Task statement: Search the material below for the word "Copycatcoin投机路" and copy every line in which it occurs.

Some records

************

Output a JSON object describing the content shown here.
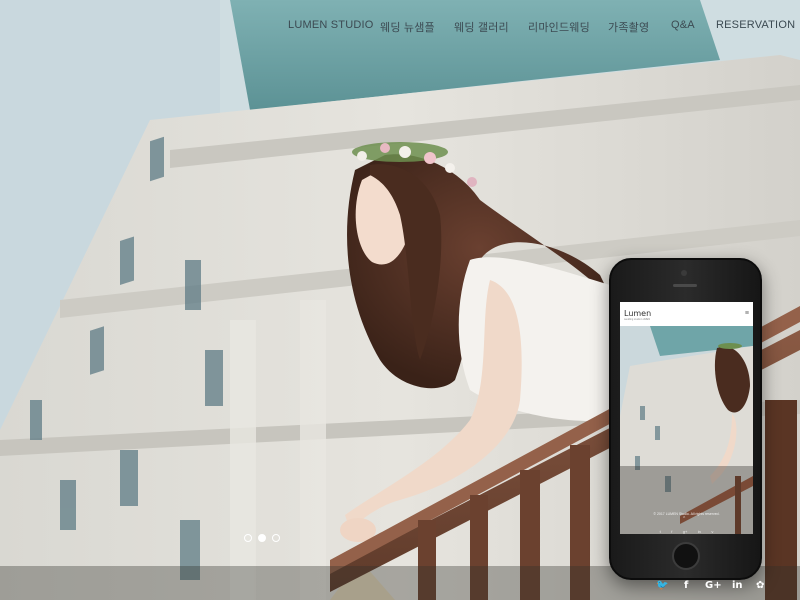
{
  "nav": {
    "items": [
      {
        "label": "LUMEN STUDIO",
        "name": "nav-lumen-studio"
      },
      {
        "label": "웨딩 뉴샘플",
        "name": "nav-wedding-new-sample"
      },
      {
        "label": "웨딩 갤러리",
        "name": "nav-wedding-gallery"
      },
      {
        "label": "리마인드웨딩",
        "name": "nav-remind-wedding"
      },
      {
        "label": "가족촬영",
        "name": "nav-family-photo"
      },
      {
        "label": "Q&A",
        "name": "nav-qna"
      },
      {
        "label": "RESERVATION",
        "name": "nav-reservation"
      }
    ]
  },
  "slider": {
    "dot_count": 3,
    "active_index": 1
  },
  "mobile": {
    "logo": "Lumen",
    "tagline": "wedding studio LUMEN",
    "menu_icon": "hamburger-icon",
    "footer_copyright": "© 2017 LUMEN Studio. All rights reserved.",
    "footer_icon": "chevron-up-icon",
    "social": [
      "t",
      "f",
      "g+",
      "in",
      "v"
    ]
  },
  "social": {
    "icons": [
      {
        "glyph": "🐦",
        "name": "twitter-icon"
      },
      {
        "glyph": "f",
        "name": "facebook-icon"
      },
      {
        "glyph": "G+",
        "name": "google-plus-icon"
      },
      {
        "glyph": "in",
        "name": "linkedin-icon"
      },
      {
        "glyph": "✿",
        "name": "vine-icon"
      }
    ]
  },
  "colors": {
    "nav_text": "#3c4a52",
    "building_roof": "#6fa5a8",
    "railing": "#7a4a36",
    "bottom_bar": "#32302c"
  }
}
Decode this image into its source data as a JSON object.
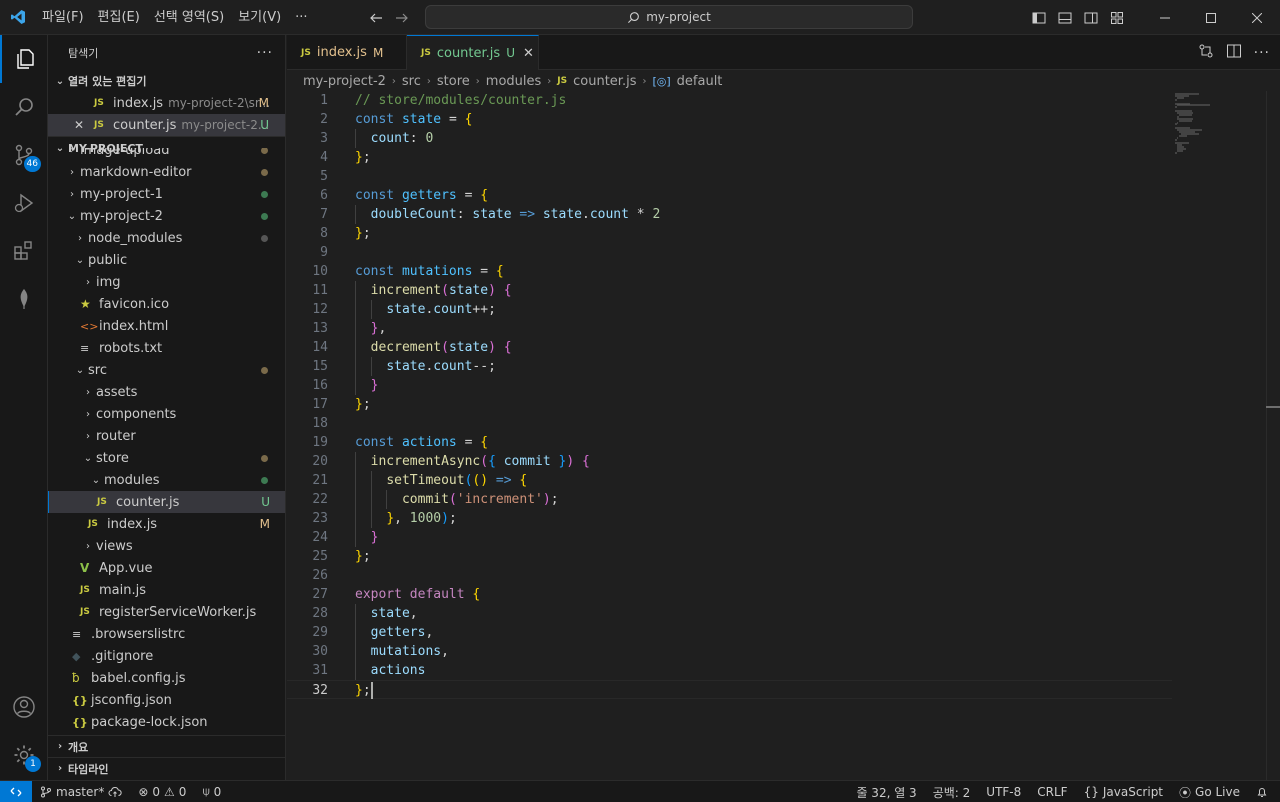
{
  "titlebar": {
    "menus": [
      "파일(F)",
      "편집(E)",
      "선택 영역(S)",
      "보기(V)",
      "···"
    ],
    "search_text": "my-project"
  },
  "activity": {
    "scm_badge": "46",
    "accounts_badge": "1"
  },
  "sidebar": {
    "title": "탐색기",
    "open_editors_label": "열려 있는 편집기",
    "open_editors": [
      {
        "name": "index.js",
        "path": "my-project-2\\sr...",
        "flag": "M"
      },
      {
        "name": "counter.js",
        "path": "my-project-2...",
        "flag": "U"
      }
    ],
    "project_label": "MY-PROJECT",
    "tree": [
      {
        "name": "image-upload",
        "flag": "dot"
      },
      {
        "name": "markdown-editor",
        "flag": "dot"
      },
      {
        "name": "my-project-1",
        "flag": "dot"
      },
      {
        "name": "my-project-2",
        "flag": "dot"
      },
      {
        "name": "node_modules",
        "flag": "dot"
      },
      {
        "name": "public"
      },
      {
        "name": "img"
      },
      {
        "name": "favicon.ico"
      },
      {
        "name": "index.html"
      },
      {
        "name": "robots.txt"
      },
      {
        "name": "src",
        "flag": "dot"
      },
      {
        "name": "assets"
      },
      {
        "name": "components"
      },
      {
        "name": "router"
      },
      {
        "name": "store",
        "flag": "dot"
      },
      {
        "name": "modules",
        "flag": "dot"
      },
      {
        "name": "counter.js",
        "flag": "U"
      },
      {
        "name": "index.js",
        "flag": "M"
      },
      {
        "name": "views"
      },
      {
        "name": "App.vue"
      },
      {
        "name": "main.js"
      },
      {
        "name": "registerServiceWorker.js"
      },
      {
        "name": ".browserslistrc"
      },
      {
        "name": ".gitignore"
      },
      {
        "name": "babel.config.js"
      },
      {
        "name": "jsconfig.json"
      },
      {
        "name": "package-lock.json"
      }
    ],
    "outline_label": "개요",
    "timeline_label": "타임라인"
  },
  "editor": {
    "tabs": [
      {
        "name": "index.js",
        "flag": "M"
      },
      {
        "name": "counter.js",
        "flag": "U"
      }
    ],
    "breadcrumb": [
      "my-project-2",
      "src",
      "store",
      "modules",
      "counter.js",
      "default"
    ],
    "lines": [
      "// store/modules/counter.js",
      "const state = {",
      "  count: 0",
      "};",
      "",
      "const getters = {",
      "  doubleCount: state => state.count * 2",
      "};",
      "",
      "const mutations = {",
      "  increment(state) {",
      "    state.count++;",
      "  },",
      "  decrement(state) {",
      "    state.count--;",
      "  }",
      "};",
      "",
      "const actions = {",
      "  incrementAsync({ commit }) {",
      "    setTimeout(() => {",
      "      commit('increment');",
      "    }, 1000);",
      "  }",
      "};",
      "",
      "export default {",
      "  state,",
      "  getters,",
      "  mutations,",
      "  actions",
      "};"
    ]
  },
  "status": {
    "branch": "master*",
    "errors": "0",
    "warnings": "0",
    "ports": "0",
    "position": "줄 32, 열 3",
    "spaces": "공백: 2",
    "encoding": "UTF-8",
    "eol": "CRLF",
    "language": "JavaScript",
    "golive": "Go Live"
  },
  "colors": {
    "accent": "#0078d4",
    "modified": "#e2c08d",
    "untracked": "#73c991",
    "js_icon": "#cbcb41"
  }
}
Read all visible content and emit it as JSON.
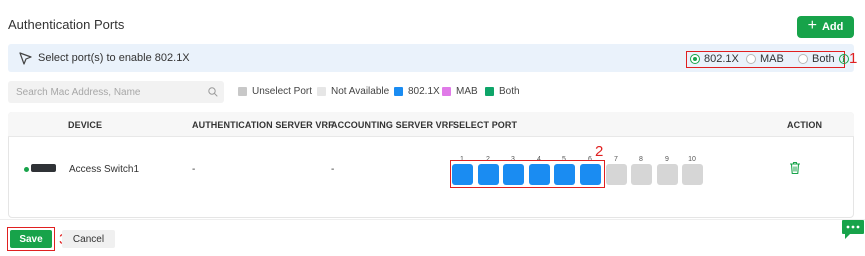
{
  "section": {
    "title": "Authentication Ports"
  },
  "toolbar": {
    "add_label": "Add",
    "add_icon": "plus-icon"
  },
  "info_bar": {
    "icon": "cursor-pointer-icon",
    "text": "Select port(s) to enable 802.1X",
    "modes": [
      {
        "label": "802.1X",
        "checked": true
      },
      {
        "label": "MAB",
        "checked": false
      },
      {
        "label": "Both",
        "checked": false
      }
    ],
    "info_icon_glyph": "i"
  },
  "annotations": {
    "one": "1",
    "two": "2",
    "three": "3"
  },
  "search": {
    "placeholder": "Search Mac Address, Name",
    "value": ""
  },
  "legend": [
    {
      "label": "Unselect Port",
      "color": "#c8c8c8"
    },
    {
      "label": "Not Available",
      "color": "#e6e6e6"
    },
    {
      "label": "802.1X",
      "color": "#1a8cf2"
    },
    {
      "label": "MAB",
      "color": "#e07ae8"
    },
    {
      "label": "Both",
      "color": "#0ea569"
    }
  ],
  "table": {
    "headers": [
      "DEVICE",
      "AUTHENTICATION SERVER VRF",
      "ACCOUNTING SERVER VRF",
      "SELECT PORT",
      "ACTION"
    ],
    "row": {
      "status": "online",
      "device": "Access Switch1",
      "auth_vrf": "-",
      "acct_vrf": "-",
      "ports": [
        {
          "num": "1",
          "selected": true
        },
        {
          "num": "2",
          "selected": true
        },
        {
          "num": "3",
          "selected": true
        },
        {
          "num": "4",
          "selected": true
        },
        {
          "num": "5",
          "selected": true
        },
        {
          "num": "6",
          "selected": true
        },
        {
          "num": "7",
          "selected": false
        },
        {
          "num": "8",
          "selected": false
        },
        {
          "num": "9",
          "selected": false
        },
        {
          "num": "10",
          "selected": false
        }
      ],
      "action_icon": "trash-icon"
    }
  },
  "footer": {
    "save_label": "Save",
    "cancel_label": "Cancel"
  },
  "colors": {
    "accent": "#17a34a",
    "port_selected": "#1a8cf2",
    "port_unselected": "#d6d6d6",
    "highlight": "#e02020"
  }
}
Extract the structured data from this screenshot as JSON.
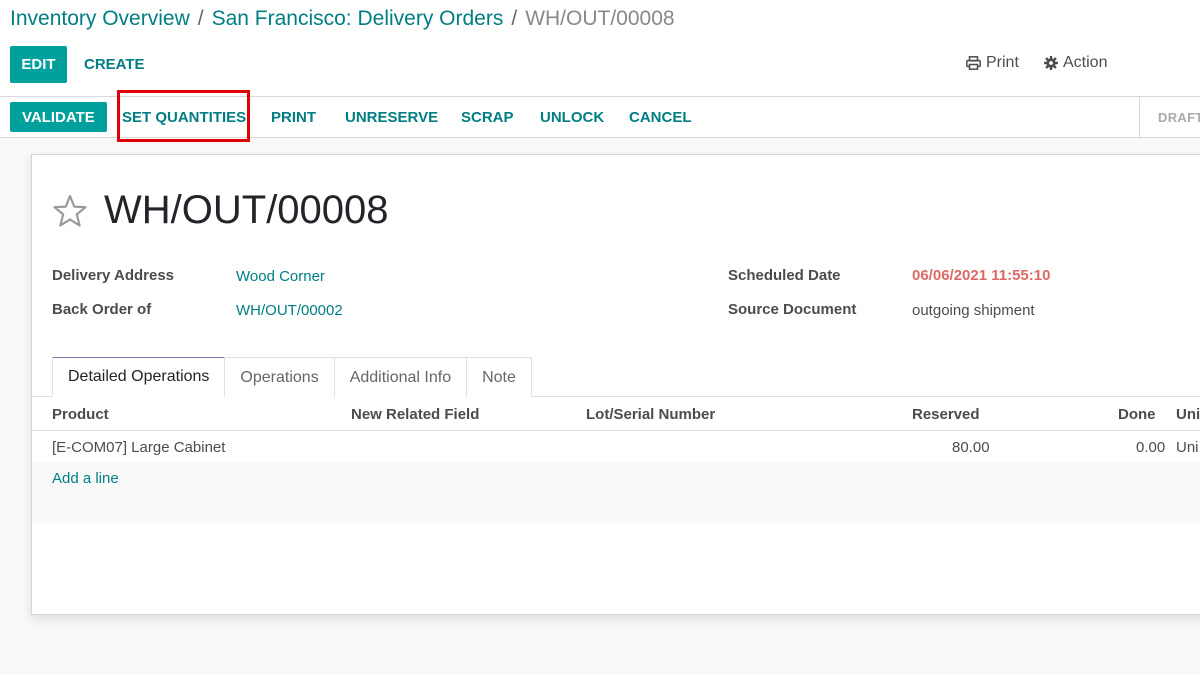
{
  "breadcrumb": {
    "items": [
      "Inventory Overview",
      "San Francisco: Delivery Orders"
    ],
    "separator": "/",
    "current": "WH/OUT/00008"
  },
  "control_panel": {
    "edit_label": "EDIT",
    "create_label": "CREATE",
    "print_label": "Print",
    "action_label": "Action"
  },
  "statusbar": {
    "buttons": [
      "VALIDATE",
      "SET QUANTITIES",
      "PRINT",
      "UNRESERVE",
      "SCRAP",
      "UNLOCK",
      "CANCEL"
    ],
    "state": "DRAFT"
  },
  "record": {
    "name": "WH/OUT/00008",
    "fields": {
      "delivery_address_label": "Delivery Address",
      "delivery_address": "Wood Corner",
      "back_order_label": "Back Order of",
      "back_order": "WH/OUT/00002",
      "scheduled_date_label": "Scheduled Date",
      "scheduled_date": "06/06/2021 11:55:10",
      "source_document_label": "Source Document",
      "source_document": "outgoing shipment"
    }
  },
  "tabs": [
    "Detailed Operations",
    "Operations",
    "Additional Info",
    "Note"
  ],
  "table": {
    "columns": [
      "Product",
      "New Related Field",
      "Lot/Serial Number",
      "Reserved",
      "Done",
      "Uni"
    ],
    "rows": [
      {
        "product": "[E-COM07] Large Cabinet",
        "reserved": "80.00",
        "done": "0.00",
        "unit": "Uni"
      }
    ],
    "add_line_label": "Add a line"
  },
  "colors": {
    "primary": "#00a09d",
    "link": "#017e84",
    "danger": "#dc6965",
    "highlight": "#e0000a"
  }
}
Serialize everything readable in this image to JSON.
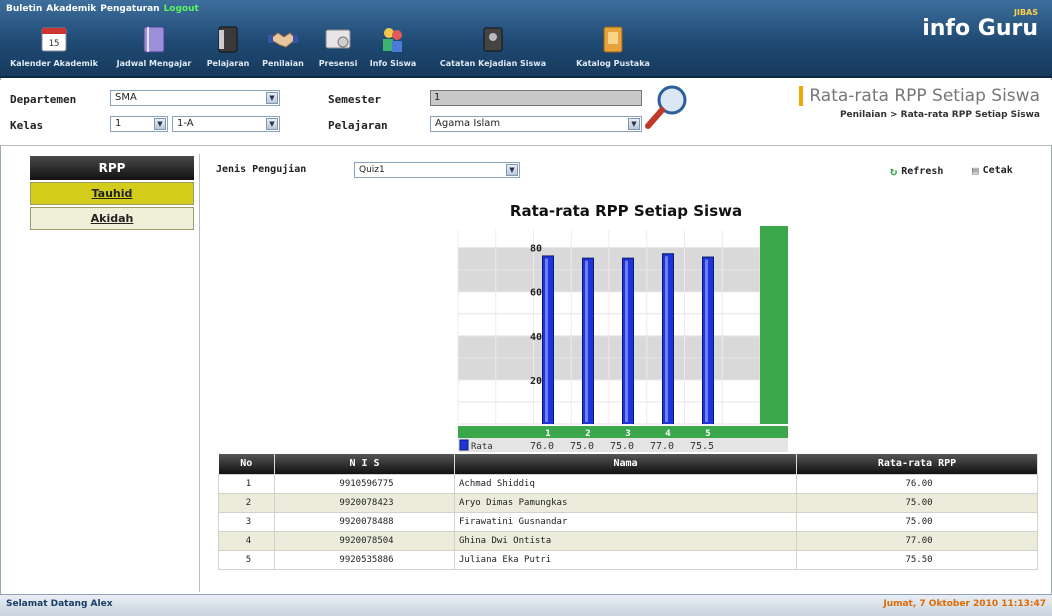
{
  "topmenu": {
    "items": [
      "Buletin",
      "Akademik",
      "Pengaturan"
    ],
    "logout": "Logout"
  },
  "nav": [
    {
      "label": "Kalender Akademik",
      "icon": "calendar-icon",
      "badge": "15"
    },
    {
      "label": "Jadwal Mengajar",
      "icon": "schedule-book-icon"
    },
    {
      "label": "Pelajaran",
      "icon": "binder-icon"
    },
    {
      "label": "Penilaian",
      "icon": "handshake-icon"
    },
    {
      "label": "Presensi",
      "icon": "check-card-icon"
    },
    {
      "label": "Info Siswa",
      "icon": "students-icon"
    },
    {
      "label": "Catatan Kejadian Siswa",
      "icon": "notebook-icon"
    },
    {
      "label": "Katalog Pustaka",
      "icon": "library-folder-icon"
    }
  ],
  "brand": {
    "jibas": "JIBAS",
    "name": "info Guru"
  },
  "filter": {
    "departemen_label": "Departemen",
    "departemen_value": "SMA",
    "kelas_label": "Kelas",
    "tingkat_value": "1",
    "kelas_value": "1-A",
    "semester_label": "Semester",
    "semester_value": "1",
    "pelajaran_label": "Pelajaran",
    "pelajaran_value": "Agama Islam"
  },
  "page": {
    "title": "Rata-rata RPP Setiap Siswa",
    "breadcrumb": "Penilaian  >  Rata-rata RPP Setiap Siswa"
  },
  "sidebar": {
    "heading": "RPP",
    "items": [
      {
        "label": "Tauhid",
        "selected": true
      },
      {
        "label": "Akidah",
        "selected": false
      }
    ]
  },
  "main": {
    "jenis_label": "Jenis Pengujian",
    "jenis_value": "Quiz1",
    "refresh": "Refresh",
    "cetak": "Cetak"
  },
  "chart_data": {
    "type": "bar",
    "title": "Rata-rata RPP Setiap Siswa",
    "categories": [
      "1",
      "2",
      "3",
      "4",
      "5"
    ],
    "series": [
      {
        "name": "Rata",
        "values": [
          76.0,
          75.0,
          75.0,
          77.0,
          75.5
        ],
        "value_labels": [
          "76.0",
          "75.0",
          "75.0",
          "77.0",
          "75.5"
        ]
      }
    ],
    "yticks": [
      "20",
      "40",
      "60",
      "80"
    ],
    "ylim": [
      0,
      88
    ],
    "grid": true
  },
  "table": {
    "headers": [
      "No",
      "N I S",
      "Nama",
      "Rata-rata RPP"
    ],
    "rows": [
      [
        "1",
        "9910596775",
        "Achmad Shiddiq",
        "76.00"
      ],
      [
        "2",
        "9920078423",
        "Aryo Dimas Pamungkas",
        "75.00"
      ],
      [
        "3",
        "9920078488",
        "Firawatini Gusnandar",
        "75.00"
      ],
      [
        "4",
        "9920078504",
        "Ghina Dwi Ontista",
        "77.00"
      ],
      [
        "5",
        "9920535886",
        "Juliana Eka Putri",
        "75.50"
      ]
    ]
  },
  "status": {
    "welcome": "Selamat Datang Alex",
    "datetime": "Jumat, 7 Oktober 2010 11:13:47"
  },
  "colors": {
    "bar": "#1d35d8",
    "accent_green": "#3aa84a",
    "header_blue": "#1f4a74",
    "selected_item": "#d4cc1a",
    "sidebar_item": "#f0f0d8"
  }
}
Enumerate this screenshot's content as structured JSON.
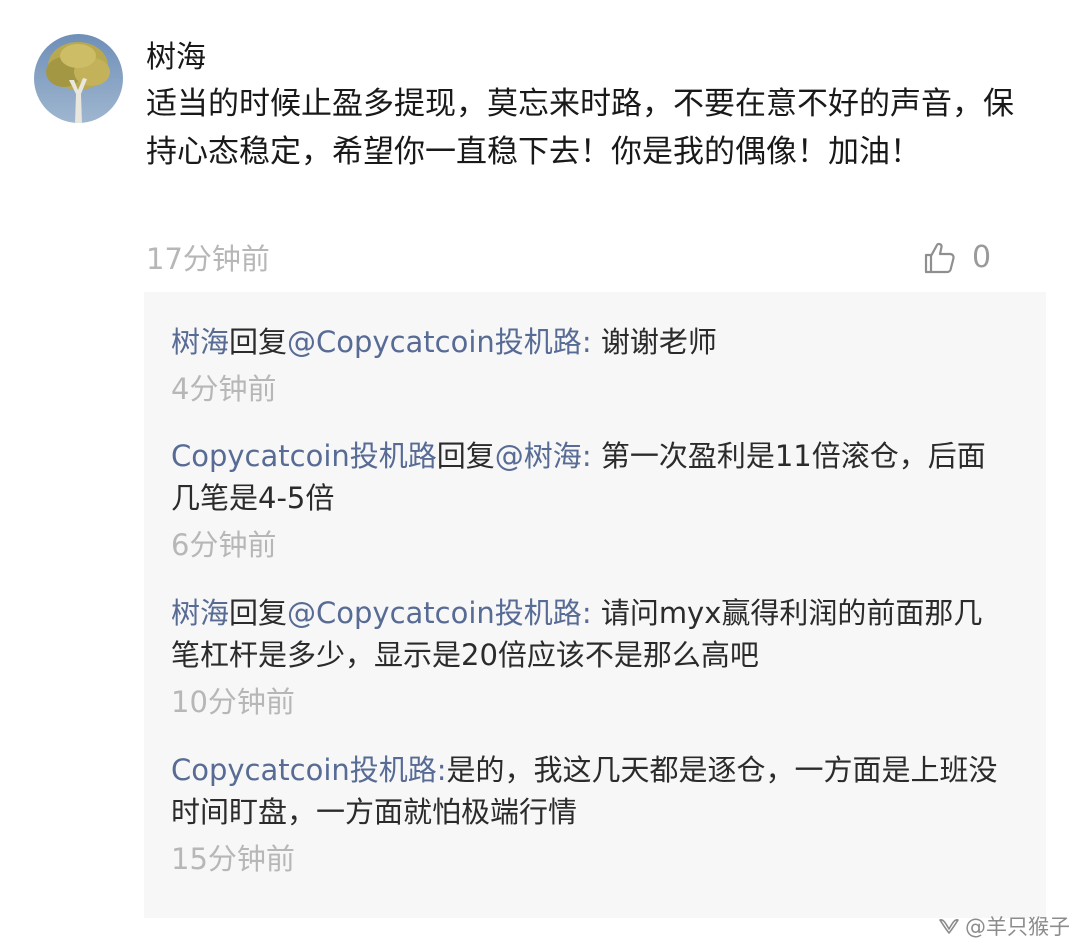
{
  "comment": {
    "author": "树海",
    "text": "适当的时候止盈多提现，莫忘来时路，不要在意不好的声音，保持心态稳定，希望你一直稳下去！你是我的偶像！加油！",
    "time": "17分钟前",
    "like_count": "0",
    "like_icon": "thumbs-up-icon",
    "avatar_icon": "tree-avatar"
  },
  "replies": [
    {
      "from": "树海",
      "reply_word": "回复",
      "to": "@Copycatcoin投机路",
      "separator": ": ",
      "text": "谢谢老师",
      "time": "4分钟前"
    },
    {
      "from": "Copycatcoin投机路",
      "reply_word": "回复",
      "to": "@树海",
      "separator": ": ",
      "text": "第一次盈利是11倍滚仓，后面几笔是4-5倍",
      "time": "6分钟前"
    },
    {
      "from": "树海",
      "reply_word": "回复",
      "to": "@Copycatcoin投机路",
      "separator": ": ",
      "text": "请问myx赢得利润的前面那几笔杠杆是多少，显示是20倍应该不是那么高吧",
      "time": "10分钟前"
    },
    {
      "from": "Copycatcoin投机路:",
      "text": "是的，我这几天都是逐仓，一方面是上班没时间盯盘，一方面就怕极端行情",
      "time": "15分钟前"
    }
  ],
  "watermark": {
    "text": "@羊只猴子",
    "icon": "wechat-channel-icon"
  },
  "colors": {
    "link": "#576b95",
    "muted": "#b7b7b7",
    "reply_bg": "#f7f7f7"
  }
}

************

Solution:
      "to": "@Copycatcoin投机路",
      "from": "Copycatcoin投机路",
      "to": "@Copycatcoin投机路",
      "from": "Copycatcoin投机路:",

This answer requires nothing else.